◆ **STATED EXERCISE**:
Gather all lines from the material that contain "content".

Data records
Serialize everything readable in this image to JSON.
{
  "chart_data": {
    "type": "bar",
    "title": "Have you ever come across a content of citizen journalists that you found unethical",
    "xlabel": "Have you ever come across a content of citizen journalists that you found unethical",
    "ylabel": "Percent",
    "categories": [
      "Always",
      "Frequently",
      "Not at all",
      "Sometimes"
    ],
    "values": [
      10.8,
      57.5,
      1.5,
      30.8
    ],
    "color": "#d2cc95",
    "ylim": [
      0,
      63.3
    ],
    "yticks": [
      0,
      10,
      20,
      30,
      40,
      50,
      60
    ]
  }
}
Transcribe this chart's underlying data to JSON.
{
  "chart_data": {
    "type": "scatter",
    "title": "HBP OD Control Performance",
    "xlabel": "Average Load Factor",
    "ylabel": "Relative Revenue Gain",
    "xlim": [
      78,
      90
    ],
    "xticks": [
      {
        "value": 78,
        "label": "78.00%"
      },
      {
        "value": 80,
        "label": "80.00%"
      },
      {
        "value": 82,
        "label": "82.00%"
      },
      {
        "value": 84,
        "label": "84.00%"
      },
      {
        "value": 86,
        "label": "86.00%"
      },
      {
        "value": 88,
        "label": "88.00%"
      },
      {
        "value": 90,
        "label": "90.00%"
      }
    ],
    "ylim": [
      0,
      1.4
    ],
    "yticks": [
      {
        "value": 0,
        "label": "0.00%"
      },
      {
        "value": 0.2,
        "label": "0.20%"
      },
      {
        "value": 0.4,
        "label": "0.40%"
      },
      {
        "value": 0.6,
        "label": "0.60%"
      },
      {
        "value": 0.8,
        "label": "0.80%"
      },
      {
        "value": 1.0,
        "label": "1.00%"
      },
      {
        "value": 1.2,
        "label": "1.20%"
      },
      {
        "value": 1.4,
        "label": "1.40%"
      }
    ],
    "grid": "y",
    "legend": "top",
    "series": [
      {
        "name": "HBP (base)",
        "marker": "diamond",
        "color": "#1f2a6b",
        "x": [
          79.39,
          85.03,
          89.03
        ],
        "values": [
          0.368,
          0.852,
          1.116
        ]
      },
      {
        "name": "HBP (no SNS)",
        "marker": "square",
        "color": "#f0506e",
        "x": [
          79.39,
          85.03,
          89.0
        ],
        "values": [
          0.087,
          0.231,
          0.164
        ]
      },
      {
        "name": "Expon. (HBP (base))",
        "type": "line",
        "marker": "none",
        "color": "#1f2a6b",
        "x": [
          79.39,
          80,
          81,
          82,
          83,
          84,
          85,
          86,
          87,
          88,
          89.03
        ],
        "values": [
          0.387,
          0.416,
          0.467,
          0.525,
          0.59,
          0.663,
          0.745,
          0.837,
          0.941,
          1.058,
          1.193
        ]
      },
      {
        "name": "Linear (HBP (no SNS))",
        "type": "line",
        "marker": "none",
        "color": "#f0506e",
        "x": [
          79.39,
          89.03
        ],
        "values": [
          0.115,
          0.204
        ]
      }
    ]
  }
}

◆ **PROBLEM SOLUTION**:
    "title": "Have you ever come across a content of citizen journalists that you found unethical",
    "xlabel": "Have you ever come across a content of citizen journalists that you found unethical",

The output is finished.